(Data extracted from a collection)
=-=-=-=-=

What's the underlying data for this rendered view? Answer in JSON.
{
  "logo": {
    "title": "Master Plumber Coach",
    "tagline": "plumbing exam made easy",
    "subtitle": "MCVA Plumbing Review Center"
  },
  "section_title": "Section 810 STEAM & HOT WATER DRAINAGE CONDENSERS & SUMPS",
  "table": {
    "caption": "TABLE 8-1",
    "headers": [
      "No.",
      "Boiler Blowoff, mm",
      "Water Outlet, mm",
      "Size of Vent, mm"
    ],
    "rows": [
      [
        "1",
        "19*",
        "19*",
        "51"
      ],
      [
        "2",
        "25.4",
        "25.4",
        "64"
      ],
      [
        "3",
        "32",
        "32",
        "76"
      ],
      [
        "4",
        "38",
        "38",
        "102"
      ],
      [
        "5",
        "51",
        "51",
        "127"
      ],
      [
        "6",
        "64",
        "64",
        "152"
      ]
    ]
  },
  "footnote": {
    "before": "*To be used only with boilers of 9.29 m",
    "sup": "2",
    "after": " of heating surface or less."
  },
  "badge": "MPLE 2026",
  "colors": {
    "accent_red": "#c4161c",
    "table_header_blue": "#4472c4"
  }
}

=-=-=-=-=

Make an exact copy of every entry.

> _Result_
What's the underlying data for this rendered view? Answer in JSON.
{
  "logo": {
    "title": "Master Plumber Coach",
    "tagline": "plumbing exam made easy",
    "subtitle": "MCVA Plumbing Review Center"
  },
  "section_title": "Section 810 STEAM & HOT WATER DRAINAGE CONDENSERS & SUMPS",
  "table": {
    "caption": "TABLE 8-1",
    "headers": [
      "No.",
      "Boiler Blowoff, mm",
      "Water Outlet, mm",
      "Size of Vent, mm"
    ],
    "rows": [
      [
        "1",
        "19*",
        "19*",
        "51"
      ],
      [
        "2",
        "25.4",
        "25.4",
        "64"
      ],
      [
        "3",
        "32",
        "32",
        "76"
      ],
      [
        "4",
        "38",
        "38",
        "102"
      ],
      [
        "5",
        "51",
        "51",
        "127"
      ],
      [
        "6",
        "64",
        "64",
        "152"
      ]
    ]
  },
  "footnote": {
    "before": "*To be used only with boilers of 9.29 m",
    "sup": "2",
    "after": " of heating surface or less."
  },
  "badge": "MPLE 2026",
  "colors": {
    "accent_red": "#c4161c",
    "table_header_blue": "#4472c4"
  }
}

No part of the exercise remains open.